• _INSTRUCTIONS TO FOLLOW_
Identify and reproduce every line holding the string "Gold".

• _PROVIDED RECORDS_

= = = = =

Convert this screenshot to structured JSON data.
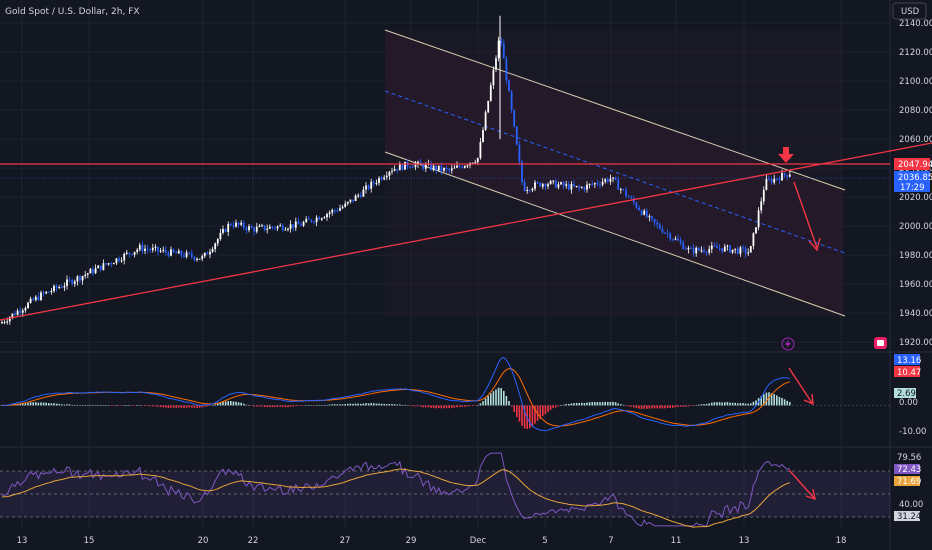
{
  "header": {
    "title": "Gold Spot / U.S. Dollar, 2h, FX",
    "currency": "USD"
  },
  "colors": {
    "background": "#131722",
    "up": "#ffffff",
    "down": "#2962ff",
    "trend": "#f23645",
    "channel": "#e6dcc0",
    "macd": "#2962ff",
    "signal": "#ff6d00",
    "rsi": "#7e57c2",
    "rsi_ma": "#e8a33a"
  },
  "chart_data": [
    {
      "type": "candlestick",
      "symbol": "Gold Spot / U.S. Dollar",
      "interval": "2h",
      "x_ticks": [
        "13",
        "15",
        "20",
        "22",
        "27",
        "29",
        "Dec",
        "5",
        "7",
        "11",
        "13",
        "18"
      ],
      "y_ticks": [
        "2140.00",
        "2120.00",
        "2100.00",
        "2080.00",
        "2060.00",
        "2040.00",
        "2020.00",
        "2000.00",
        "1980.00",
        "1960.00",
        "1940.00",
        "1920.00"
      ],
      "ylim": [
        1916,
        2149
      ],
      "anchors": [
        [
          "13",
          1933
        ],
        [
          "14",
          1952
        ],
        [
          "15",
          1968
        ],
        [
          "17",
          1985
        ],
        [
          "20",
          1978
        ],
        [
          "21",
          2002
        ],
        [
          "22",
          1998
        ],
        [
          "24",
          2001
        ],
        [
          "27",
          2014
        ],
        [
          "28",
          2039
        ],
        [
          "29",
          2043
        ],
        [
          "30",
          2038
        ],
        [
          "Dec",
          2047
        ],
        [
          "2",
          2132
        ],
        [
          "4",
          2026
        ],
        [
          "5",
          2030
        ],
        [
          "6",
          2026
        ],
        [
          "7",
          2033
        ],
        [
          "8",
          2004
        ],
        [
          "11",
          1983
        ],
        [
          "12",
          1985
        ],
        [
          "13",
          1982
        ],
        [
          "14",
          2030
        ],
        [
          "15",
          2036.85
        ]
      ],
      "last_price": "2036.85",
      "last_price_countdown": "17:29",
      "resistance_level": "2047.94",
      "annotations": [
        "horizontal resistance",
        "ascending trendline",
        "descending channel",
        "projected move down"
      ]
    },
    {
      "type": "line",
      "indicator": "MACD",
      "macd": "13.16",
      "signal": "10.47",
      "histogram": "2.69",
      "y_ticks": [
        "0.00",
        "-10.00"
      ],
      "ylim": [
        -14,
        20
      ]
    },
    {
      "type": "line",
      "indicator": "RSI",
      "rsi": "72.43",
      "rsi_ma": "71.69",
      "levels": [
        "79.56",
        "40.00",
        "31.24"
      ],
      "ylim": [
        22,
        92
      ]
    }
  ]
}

= = = = =

• _TASK RESPONSE_
    "title": "Gold Spot / U.S. Dollar, 2h, FX",
      "symbol": "Gold Spot / U.S. Dollar",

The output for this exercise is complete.